### SET PROBLEM
Every line of the material is to be quoted verbatim, minus the pictures.

### DATA ROWS
::::
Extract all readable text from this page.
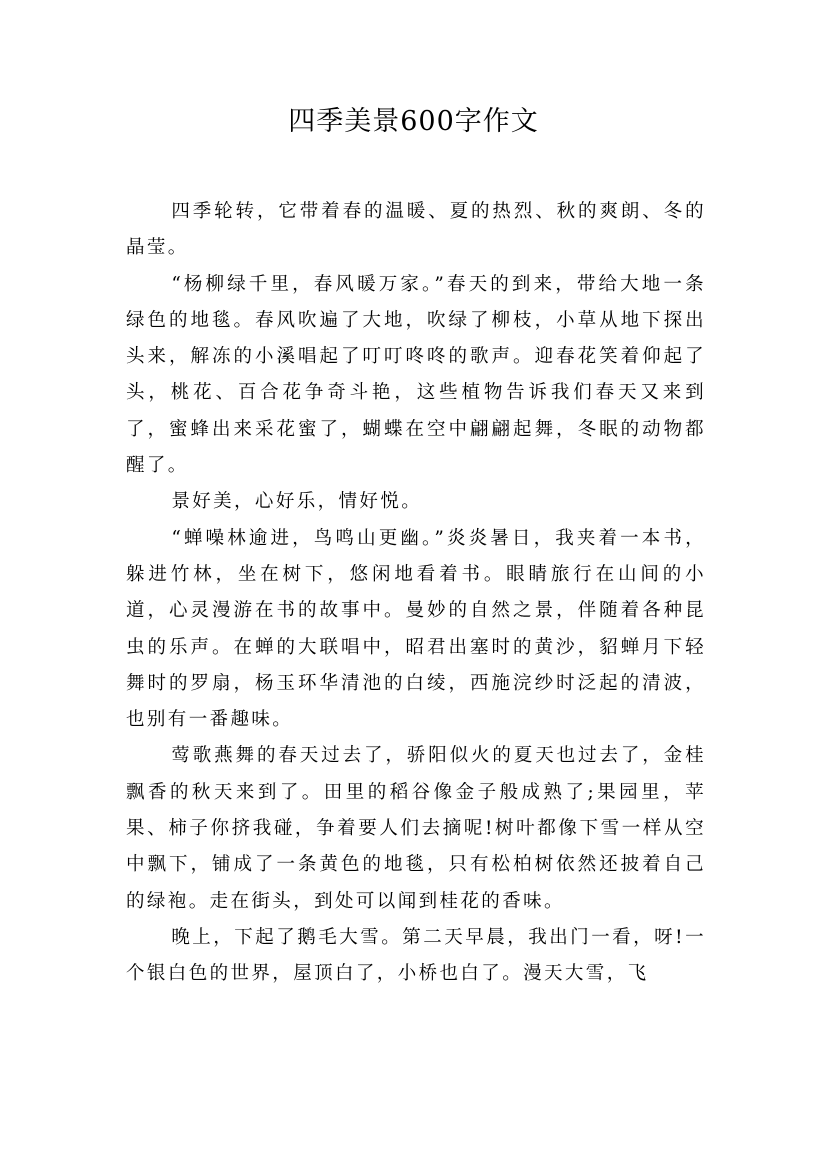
四季美景600字作文

四季轮转，它带着春的温暖、夏的热烈、秋的爽朗、冬的晶莹。

“杨柳绿千里，春风暖万家。”春天的到来，带给大地一条绿色的地毯。春风吹遍了大地，吹绿了柳枝，小草从地下探出头来，解冻的小溪唱起了叮叮咚咚的歌声。迎春花笑着仰起了头，桃花、百合花争奇斗艳，这些植物告诉我们春天又来到了，蜜蜂出来采花蜜了，蝴蝶在空中翩翩起舞，冬眠的动物都醒了。

景好美，心好乐，情好悦。

“蝉噪林逾进，鸟鸣山更幽。”炎炎暑日，我夹着一本书，躲进竹林，坐在树下，悠闲地看着书。眼睛旅行在山间的小道，心灵漫游在书的故事中。曼妙的自然之景，伴随着各种昆虫的乐声。在蝉的大联唱中，昭君出塞时的黄沙，貂蝉月下轻舞时的罗扇，杨玉环华清池的白绫，西施浣纱时泛起的清波，也别有一番趣味。

莺歌燕舞的春天过去了，骄阳似火的夏天也过去了，金桂飘香的秋天来到了。田里的稻谷像金子般成熟了;果园里，苹果、柿子你挤我碰，争着要人们去摘呢!树叶都像下雪一样从空中飘下，铺成了一条黄色的地毯，只有松柏树依然还披着自己的绿袍。走在街头，到处可以闻到桂花的香味。

晚上，下起了鹅毛大雪。第二天早晨，我出门一看，呀!一个银白色的世界，屋顶白了，小桥也白了。漫天大雪，飞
::::
### COMPLETE OUTPUT
Extract all readable text from this page.
四季美景600字作文

四季轮转，它带着春的温暖、夏的热烈、秋的爽朗、冬的晶莹。

“杨柳绿千里，春风暖万家。”春天的到来，带给大地一条绿色的地毯。春风吹遍了大地，吹绿了柳枝，小草从地下探出头来，解冻的小溪唱起了叮叮咚咚的歌声。迎春花笑着仰起了头，桃花、百合花争奇斗艳，这些植物告诉我们春天又来到了，蜜蜂出来采花蜜了，蝴蝶在空中翩翩起舞，冬眠的动物都醒了。

景好美，心好乐，情好悦。

“蝉噪林逾进，鸟鸣山更幽。”炎炎暑日，我夹着一本书，躲进竹林，坐在树下，悠闲地看着书。眼睛旅行在山间的小道，心灵漫游在书的故事中。曼妙的自然之景，伴随着各种昆虫的乐声。在蝉的大联唱中，昭君出塞时的黄沙，貂蝉月下轻舞时的罗扇，杨玉环华清池的白绫，西施浣纱时泛起的清波，也别有一番趣味。

莺歌燕舞的春天过去了，骄阳似火的夏天也过去了，金桂飘香的秋天来到了。田里的稻谷像金子般成熟了;果园里，苹果、柿子你挤我碰，争着要人们去摘呢!树叶都像下雪一样从空中飘下，铺成了一条黄色的地毯，只有松柏树依然还披着自己的绿袍。走在街头，到处可以闻到桂花的香味。

晚上，下起了鹅毛大雪。第二天早晨，我出门一看，呀!一个银白色的世界，屋顶白了，小桥也白了。漫天大雪，飞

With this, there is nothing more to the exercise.